■ Exercise instructions ■
Leaving out the pictures, transcribe all of the records faithfully.

■ Dataset ■
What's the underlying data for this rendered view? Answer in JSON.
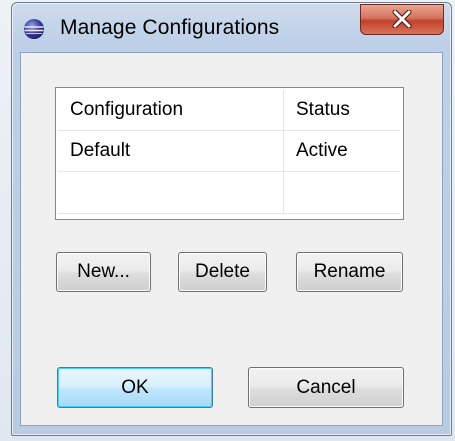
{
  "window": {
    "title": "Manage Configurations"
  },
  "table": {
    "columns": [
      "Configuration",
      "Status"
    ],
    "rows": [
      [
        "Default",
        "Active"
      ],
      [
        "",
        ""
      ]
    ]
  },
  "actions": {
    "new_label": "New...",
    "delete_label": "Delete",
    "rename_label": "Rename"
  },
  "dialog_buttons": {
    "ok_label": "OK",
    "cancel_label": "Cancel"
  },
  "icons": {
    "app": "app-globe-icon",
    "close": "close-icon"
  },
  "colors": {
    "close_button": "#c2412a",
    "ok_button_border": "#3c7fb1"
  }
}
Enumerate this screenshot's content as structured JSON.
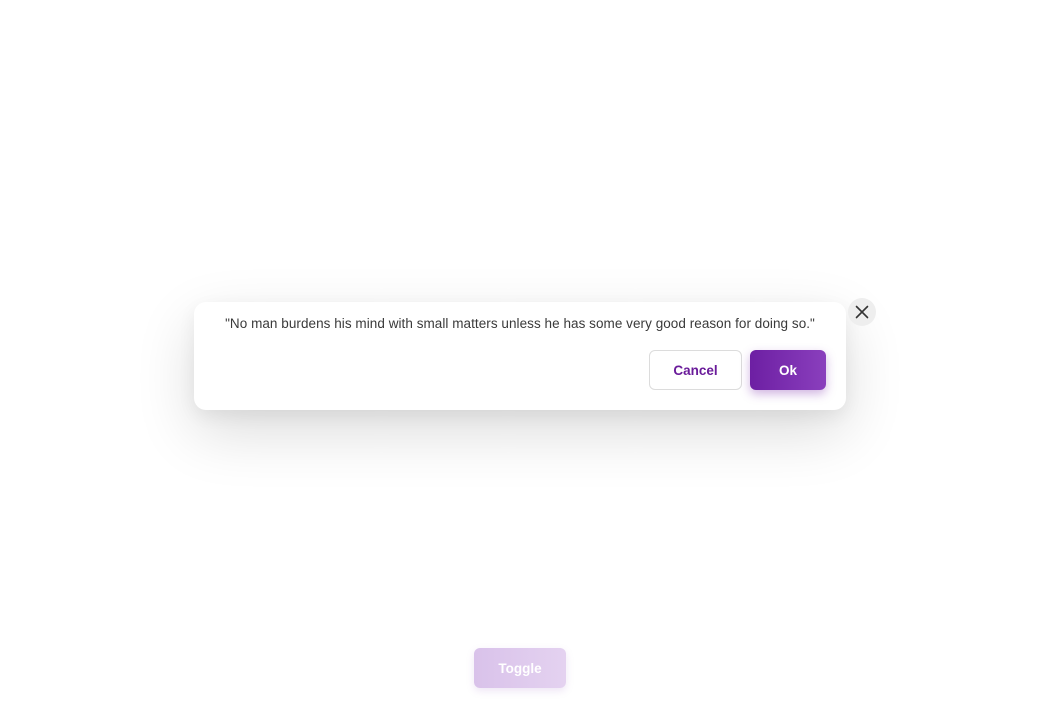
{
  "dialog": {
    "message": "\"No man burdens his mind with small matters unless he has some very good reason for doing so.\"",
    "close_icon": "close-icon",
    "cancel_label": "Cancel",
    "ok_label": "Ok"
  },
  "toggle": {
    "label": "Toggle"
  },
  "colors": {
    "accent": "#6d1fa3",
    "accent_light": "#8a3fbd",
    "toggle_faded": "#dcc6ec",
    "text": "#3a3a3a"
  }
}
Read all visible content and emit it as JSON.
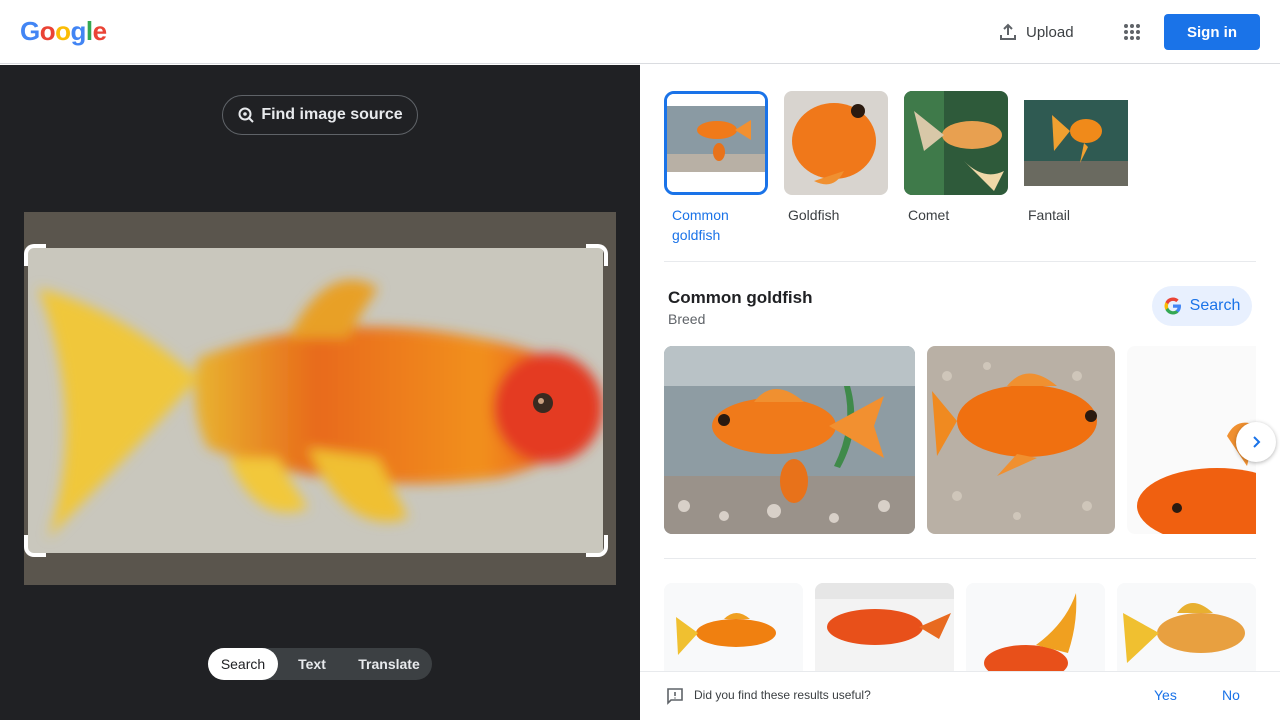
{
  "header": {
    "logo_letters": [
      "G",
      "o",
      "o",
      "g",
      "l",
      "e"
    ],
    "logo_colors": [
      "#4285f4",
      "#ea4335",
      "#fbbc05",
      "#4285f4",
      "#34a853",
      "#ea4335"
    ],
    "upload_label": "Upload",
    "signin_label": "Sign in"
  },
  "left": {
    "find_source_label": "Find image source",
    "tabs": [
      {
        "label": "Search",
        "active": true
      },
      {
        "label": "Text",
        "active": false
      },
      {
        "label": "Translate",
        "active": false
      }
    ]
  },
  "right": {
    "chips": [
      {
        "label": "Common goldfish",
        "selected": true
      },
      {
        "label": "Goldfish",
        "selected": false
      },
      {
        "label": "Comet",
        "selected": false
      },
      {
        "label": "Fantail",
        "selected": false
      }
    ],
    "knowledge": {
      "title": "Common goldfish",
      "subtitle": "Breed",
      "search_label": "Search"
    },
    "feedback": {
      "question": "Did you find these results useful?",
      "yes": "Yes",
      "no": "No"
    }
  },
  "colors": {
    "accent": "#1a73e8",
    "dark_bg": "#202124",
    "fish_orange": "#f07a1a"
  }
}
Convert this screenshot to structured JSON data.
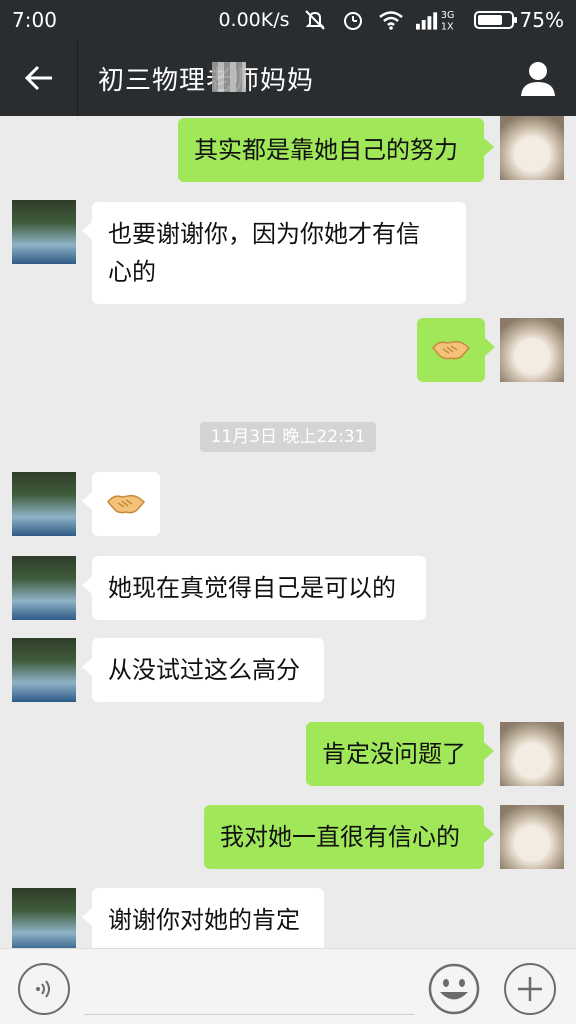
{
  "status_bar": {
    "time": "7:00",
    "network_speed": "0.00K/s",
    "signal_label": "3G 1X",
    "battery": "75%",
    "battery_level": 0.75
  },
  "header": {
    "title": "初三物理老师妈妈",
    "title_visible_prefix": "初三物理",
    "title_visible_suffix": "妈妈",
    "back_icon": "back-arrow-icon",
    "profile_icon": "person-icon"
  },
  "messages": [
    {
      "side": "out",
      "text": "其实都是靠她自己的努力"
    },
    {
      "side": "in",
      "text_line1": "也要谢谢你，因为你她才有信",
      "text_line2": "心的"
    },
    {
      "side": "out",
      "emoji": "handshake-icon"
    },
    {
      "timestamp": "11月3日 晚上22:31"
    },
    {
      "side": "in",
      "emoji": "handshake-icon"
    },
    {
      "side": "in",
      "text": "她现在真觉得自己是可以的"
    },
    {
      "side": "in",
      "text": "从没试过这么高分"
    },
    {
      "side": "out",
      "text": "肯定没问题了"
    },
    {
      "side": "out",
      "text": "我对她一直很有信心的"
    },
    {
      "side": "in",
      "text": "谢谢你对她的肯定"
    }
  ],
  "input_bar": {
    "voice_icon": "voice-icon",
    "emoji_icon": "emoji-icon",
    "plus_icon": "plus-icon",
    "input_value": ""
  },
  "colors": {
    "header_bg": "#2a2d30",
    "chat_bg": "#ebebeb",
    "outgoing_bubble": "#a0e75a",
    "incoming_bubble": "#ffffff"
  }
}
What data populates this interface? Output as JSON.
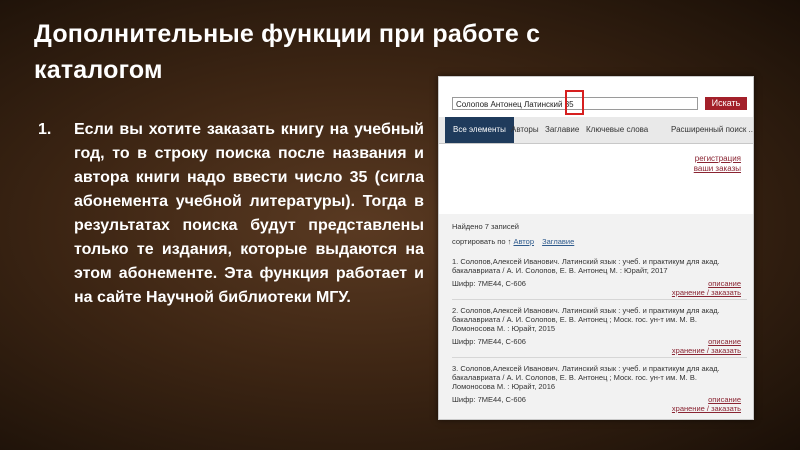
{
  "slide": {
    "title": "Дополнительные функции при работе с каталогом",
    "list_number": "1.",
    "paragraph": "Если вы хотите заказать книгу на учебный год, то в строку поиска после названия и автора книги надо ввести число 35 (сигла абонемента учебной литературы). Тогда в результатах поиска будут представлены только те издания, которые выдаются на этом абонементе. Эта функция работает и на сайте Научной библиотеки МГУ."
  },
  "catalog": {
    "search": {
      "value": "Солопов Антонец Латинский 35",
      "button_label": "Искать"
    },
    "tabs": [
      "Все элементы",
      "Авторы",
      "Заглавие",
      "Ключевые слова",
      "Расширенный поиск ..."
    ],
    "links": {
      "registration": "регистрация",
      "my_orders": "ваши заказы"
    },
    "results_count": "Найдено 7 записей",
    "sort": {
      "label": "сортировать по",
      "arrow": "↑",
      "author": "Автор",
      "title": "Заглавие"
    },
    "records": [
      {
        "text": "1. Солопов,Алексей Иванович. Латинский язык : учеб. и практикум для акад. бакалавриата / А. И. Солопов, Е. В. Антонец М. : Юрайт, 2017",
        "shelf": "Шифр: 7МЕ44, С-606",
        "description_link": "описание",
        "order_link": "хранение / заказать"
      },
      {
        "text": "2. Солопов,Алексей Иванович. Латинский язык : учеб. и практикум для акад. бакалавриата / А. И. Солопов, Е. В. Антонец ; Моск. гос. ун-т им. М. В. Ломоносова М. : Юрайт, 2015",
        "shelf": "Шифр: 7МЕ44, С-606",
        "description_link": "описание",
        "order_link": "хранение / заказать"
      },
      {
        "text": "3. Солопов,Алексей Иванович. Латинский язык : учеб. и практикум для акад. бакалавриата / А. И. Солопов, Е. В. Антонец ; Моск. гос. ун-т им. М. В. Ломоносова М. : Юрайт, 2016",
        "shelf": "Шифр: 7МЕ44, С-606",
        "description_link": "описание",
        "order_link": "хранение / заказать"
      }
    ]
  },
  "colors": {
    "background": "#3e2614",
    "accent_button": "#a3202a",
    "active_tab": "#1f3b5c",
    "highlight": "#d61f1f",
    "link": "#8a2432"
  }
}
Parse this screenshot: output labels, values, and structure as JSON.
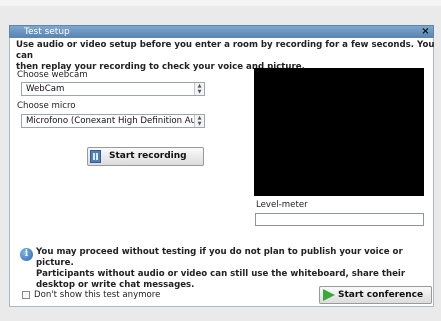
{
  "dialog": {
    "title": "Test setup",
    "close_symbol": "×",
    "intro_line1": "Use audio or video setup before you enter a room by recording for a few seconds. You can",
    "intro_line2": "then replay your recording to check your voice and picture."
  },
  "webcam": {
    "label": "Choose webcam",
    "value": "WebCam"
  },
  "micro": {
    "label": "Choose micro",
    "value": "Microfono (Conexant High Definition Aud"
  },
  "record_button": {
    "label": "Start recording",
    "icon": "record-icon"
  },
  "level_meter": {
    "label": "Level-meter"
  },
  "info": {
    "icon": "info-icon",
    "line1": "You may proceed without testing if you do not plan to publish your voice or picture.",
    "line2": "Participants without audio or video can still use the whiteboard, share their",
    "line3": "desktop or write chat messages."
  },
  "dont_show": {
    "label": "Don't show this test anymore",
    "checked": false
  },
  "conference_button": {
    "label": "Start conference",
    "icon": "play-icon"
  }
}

■ Solution for this task ■
What's the underlying data for this rendered view? Answer in JSON.
{
  "window": {
    "title": "Manage Configurations"
  },
  "table": {
    "columns": [
      "Configuration",
      "Status"
    ],
    "rows": [
      [
        "Default",
        "Active"
      ],
      [
        "",
        ""
      ]
    ]
  },
  "actions": {
    "new_label": "New...",
    "delete_label": "Delete",
    "rename_label": "Rename"
  },
  "dialog_buttons": {
    "ok_label": "OK",
    "cancel_label": "Cancel"
  },
  "icons": {
    "app": "app-globe-icon",
    "close": "close-icon"
  },
  "colors": {
    "close_button": "#c2412a",
    "ok_button_border": "#3c7fb1"
  }
}
Enumerate this screenshot's content as structured JSON.
{
  "dialog": {
    "message": "\"No man burdens his mind with small matters unless he has some very good reason for doing so.\"",
    "close_icon": "close-icon",
    "cancel_label": "Cancel",
    "ok_label": "Ok"
  },
  "toggle": {
    "label": "Toggle"
  },
  "colors": {
    "accent": "#6d1fa3",
    "accent_light": "#8a3fbd",
    "toggle_faded": "#dcc6ec",
    "text": "#3a3a3a"
  }
}
Read all visible content and emit it as JSON.
{
  "header": {
    "logo_letters": [
      "G",
      "o",
      "o",
      "g",
      "l",
      "e"
    ],
    "logo_colors": [
      "#4285f4",
      "#ea4335",
      "#fbbc05",
      "#4285f4",
      "#34a853",
      "#ea4335"
    ],
    "upload_label": "Upload",
    "signin_label": "Sign in"
  },
  "left": {
    "find_source_label": "Find image source",
    "tabs": [
      {
        "label": "Search",
        "active": true
      },
      {
        "label": "Text",
        "active": false
      },
      {
        "label": "Translate",
        "active": false
      }
    ]
  },
  "right": {
    "chips": [
      {
        "label": "Common goldfish",
        "selected": true
      },
      {
        "label": "Goldfish",
        "selected": false
      },
      {
        "label": "Comet",
        "selected": false
      },
      {
        "label": "Fantail",
        "selected": false
      }
    ],
    "knowledge": {
      "title": "Common goldfish",
      "subtitle": "Breed",
      "search_label": "Search"
    },
    "feedback": {
      "question": "Did you find these results useful?",
      "yes": "Yes",
      "no": "No"
    }
  },
  "colors": {
    "accent": "#1a73e8",
    "dark_bg": "#202124",
    "fish_orange": "#f07a1a"
  }
}
Convert this screenshot to structured JSON data.
{
  "status_bar": {
    "time": "7:00",
    "network_speed": "0.00K/s",
    "signal_label": "3G 1X",
    "battery": "75%",
    "battery_level": 0.75
  },
  "header": {
    "title": "初三物理老师妈妈",
    "title_visible_prefix": "初三物理",
    "title_visible_suffix": "妈妈",
    "back_icon": "back-arrow-icon",
    "profile_icon": "person-icon"
  },
  "messages": [
    {
      "side": "out",
      "text": "其实都是靠她自己的努力"
    },
    {
      "side": "in",
      "text_line1": "也要谢谢你，因为你她才有信",
      "text_line2": "心的"
    },
    {
      "side": "out",
      "emoji": "handshake-icon"
    },
    {
      "timestamp": "11月3日 晚上22:31"
    },
    {
      "side": "in",
      "emoji": "handshake-icon"
    },
    {
      "side": "in",
      "text": "她现在真觉得自己是可以的"
    },
    {
      "side": "in",
      "text": "从没试过这么高分"
    },
    {
      "side": "out",
      "text": "肯定没问题了"
    },
    {
      "side": "out",
      "text": "我对她一直很有信心的"
    },
    {
      "side": "in",
      "text": "谢谢你对她的肯定"
    }
  ],
  "input_bar": {
    "voice_icon": "voice-icon",
    "emoji_icon": "emoji-icon",
    "plus_icon": "plus-icon",
    "input_value": ""
  },
  "colors": {
    "header_bg": "#2a2d30",
    "chat_bg": "#ebebeb",
    "outgoing_bubble": "#a0e75a",
    "incoming_bubble": "#ffffff"
  }
}
What data populates this interface? Output as JSON.
{
  "slide": {
    "title": "Дополнительные функции при работе с каталогом",
    "list_number": "1.",
    "paragraph": "Если вы хотите заказать книгу на учебный год, то в строку поиска после названия и автора книги надо ввести число 35 (сигла абонемента учебной литературы). Тогда в результатах поиска будут представлены только те издания, которые выдаются на этом абонементе. Эта функция работает и на сайте Научной библиотеки МГУ."
  },
  "catalog": {
    "search": {
      "value": "Солопов Антонец Латинский 35",
      "button_label": "Искать"
    },
    "tabs": [
      "Все элементы",
      "Авторы",
      "Заглавие",
      "Ключевые слова",
      "Расширенный поиск ..."
    ],
    "links": {
      "registration": "регистрация",
      "my_orders": "ваши заказы"
    },
    "results_count": "Найдено 7 записей",
    "sort": {
      "label": "сортировать по",
      "arrow": "↑",
      "author": "Автор",
      "title": "Заглавие"
    },
    "records": [
      {
        "text": "1. Солопов,Алексей Иванович. Латинский язык : учеб. и практикум для акад. бакалавриата / А. И. Солопов, Е. В. Антонец М. : Юрайт, 2017",
        "shelf": "Шифр: 7МЕ44, С-606",
        "description_link": "описание",
        "order_link": "хранение / заказать"
      },
      {
        "text": "2. Солопов,Алексей Иванович. Латинский язык : учеб. и практикум для акад. бакалавриата / А. И. Солопов, Е. В. Антонец ; Моск. гос. ун-т им. М. В. Ломоносова М. : Юрайт, 2015",
        "shelf": "Шифр: 7МЕ44, С-606",
        "description_link": "описание",
        "order_link": "хранение / заказать"
      },
      {
        "text": "3. Солопов,Алексей Иванович. Латинский язык : учеб. и практикум для акад. бакалавриата / А. И. Солопов, Е. В. Антонец ; Моск. гос. ун-т им. М. В. Ломоносова М. : Юрайт, 2016",
        "shelf": "Шифр: 7МЕ44, С-606",
        "description_link": "описание",
        "order_link": "хранение / заказать"
      }
    ]
  },
  "colors": {
    "background": "#3e2614",
    "accent_button": "#a3202a",
    "active_tab": "#1f3b5c",
    "highlight": "#d61f1f",
    "link": "#8a2432"
  }
}
Parse this screenshot: output labels, values, and structure as JSON.
{
  "dialog": {
    "title": "Test setup",
    "close_symbol": "×",
    "intro_line1": "Use audio or video setup before you enter a room by recording for a few seconds. You can",
    "intro_line2": "then replay your recording to check your voice and picture."
  },
  "webcam": {
    "label": "Choose webcam",
    "value": "WebCam"
  },
  "micro": {
    "label": "Choose micro",
    "value": "Microfono (Conexant High Definition Aud"
  },
  "record_button": {
    "label": "Start recording",
    "icon": "record-icon"
  },
  "level_meter": {
    "label": "Level-meter"
  },
  "info": {
    "icon": "info-icon",
    "line1": "You may proceed without testing if you do not plan to publish your voice or picture.",
    "line2": "Participants without audio or video can still use the whiteboard, share their",
    "line3": "desktop or write chat messages."
  },
  "dont_show": {
    "label": "Don't show this test anymore",
    "checked": false
  },
  "conference_button": {
    "label": "Start conference",
    "icon": "play-icon"
  }
}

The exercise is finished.